SUPPLIED TEXT.
---------------

2009: Bachelor Degree in Biology at the University of Pavia, Italy.
2011: Master Degree in Molecular biology and Genetics (in English) 110/110 cum laude at the University of Pavia, Italy.
2012: 3 years-AIRC predoctoral fellowship to work in the lab of Dr. Ennio Prosperi at the IGM-CNR of Pavia, Italy.
2015: Internship in the lab of Prof. Dr. Maria Cristina Cardoso at the Technische Universitaet of Darmstadt, Germany.
December 2015: PhD at the IUSS (Istituto Universitario Studi Superiori, Institute of Advances Studies) working in the lab of Dr. Ennio Prosperi, at the IGM-CNR of Pavia, on DNA repair systems and diseases.
2016: 3 years-AIRC postdoctoral fellowship to work in the lab of Dr. Ennio Prosperi.
2017: Marie Curie fellowship FP7 at the IRB Barcelona, working on a shared project on microtubule, mitosis and disease in the labs of Travis Stracker and Jens Luders.
2018: Marie Curie fellowship PROBIST working on microcephaly and brain size regulation at the labs of Travis Stracker and Jens Luders, at the IRB Barcelona, Spain.
• Member of the BIST Master thesis committee in July 2019 and 2020.
• Member of the PostDOC Council at the IRB Barcelona from 2017.
• Member of the PhD students mentoring program at IRB Barcelona.
• Organizer of the IRB Open Day in 2019.
• Organizer of the IRB Postdoctoral research symposium in 2018.
• 15 poster presentations at National and International Conferences
• 10 oral communications at national and International Conferences.
• Supervisor of more than 10 students, from Bachelor to PhD (thesis, Erasmus placements, internships).

---------------

ENTRIES SHOWN.
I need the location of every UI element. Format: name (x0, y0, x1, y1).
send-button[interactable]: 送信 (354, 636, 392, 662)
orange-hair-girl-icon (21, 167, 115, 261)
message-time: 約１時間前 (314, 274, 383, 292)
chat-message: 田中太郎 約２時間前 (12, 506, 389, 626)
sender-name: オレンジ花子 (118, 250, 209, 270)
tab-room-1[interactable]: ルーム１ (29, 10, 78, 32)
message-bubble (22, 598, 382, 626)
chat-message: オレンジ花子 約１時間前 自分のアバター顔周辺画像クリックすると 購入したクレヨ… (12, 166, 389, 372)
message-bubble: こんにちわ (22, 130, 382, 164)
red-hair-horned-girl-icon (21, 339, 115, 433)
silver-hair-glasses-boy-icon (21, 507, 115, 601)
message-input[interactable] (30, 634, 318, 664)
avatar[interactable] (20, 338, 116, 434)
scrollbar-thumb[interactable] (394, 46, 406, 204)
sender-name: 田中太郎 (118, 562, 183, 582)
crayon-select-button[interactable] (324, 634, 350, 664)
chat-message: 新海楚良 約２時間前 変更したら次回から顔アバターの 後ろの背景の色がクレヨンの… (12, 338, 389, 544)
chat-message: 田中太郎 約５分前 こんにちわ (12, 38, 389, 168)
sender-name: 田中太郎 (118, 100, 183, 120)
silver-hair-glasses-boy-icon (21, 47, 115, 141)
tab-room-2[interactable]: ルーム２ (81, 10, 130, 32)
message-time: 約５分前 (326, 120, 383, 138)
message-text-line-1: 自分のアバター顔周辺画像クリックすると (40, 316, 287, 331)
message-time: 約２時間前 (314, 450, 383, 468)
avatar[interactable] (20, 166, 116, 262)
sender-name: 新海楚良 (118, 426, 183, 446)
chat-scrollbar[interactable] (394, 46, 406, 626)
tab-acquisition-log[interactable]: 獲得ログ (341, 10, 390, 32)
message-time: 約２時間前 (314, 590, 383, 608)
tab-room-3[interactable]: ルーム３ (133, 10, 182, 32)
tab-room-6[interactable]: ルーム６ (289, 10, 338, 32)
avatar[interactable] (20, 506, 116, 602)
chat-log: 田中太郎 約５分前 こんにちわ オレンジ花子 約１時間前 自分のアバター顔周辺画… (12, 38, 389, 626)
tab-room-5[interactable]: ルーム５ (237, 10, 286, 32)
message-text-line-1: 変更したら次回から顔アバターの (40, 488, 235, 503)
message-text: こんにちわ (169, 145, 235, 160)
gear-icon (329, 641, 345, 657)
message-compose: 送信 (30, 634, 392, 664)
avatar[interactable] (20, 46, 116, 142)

---------------

REQUIRED TASKS.
(a) Print the part of the career timeline starting at "2012: 3 years-AIRC" and ending at "Dr. Ennio Prosperi.".
(b) From the career timeline, name every fellowship and the year given for each.

RESPONSES TO THE EXERCISE.
(a)
2012: 3 years-AIRC predoctoral fellowship to work in the lab of Dr. Ennio Prosperi at the IGM-CNR of Pavia, Italy.
2015: Internship in the lab of Prof. Dr. Maria Cristina Cardoso at the Technische Universitaet of Darmstadt, Germany.
December 2015: PhD at the IUSS (Istituto Universitario Studi Superiori, Institute of Advances Studies) working in the lab of Dr. Ennio Prosperi, at the IGM-CNR of Pavia, on DNA repair systems and diseases.
2016: 3 years-AIRC postdoctoral fellowship to work in the lab of Dr. Ennio Prosperi.

(b)
- 2012: 3 years-AIRC predoctoral fellowship
- 2016: 3 years-AIRC postdoctoral fellowship
- 2017: Marie Curie fellowship FP7
- 2018: Marie Curie fellowship PROBIST